PASSAGE SHOWN
= = = = =

Stian Håklev
Stian Håklev

Reputation: 1290

How to automatically turn BibTex citation into something parseable by Zotero?

I have a citation system which publishes users notes to a wiki (Researchr). Programmatically, I have access to the full BibTeX record of each entry, and I also display this on the individual pages (for example - click on BibTeX). This is in the interest of making it easy for users of other citation manager to automatically import the citation of a paper that interests them. I would also like other citation managers, especially Zotero, to be able to automatically detect and import a citation.

Zotero lists a number of ways of exposing metadata that it will understand, including meta tags with RDF, COiNS, Dublin Core and unAPI. Is there a Ruby library for converting BibTeX to any of these standards automatically - or a Javascript library? I could probably create something, but if something existed, it would be far more robust (BibTeX has so many publication types and fields etc).

Upvotes: 6

Views: 926

Answers (3)

a.t.
a.t.

= = = = =

EXTRACTED ENTRIES

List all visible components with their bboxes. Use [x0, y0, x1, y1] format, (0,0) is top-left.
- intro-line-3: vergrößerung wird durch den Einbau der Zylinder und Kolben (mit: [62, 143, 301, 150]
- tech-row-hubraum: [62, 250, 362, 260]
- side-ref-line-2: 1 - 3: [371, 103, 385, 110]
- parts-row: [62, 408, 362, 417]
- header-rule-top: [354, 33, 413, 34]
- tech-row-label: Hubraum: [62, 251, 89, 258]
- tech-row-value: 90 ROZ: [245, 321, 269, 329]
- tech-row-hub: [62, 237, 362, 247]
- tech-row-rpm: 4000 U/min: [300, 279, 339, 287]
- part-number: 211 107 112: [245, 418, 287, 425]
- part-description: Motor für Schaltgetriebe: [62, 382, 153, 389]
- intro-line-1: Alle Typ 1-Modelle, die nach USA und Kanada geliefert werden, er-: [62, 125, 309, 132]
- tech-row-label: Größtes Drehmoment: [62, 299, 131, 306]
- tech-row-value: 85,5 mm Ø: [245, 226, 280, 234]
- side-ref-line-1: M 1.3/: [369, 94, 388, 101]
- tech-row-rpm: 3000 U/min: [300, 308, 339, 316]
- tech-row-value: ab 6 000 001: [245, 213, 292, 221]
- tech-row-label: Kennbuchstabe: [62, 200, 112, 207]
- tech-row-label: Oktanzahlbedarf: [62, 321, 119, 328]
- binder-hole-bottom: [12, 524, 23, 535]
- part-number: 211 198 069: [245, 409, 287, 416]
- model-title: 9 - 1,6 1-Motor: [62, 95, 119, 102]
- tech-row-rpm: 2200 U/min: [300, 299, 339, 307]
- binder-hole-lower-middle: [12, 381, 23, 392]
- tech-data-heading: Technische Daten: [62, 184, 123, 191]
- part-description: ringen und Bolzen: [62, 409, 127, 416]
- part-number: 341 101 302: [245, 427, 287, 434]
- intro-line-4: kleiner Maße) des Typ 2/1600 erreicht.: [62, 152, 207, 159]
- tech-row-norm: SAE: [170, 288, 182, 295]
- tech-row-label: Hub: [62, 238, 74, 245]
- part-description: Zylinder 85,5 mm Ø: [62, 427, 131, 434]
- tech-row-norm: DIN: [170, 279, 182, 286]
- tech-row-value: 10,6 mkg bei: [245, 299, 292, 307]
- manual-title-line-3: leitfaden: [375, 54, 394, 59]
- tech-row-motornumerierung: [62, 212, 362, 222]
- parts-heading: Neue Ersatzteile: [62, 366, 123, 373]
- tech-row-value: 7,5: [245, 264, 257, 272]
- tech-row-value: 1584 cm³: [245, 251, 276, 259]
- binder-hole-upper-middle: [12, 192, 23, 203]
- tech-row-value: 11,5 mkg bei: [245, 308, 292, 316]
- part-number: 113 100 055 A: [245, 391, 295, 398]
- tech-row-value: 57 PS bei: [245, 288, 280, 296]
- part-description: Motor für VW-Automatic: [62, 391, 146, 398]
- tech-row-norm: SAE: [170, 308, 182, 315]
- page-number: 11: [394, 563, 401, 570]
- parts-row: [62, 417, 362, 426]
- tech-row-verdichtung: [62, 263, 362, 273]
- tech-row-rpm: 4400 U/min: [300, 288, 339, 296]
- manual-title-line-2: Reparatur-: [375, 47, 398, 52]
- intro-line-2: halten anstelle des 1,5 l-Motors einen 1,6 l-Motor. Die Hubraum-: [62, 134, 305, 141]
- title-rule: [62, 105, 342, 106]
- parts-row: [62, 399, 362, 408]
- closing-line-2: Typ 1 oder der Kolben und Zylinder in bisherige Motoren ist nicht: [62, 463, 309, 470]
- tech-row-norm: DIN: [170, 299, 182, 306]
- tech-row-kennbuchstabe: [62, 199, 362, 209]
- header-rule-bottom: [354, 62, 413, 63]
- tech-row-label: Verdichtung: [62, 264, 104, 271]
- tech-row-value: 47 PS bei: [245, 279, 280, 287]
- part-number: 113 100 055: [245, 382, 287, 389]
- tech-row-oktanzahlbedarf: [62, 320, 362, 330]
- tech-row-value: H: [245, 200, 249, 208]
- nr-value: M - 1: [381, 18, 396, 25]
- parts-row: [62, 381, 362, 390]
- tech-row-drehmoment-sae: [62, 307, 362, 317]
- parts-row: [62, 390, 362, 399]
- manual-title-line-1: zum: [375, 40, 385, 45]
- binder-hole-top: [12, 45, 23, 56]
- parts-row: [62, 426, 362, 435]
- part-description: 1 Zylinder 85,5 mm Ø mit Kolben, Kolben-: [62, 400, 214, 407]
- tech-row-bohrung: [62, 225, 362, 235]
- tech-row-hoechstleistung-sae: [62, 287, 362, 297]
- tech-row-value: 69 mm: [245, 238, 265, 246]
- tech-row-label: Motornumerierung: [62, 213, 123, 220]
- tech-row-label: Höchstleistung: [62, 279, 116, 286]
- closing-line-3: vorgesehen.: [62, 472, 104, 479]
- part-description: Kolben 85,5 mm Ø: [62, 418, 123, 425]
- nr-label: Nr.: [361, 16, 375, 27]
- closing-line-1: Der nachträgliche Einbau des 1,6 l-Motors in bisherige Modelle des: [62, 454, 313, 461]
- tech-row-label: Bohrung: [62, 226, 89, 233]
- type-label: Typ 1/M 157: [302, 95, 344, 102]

= = = = =

WRITTEN TASK
Write the next part of the forum thread about getting Zotero to detect BibTeX citations, picking up from its end.

ANSWER BELOW
Reputation: 2779

By now one can simply import bibtex files of type .bib directly in Zotero. However, I noticed my bibtex files were often less complete than Zotero (in particular they often missed a DOI), and I did not find an "auto-complete" function (based on the data in the bibtex entries) in Zotero.

So I import the .bib file with Zotero, to ensure they are all in there. Then I run a python script that gets all the missing DOI's it can find for the entries in that .bib file, and exports them to a space separated .txt file.:

# pip install habanero
from habanero import Crossref
import re


def titletodoi(keyword):
    cr = Crossref()
    result = cr.works(query=keyword)
    items = result["message"]["items"]
    item_title = items[0]["title"]
    tmp = ""
    for it in item_title:
        tmp += it
    title = keyword.replace(" ", "").lower()
    title = re.sub(r"\W", "", title)
    # print('title: ' + title)
    tmp = tmp.replace(" ", "").lower()
    tmp = re.sub(r"\W", "", tmp)
    # print('tmp: ' + tmp)
    if title == tmp:
        doi = items[0]["DOI"]
        return doi
    else:
        return None


def get_dois(titles):
    dois = []
    for title in titles:
        try:
            doi = titletodoi(title)
            print(f"doi={doi}, title={title}")
            if not doi is None:
                dois.append(doi)
        except:
            pass
            # print("An exception occurred")
    print(f"dois={dois}")
    return dois


def read_titles_from_file(filepath):
    with open(filepath) as f:
        lines = f.read().splitlines()
    split_lines = splits_lines(lines)
    return split_lines


def splits_lines(lines):
    split_lines = []
    for line in lines:
        new_lines = line.split(";")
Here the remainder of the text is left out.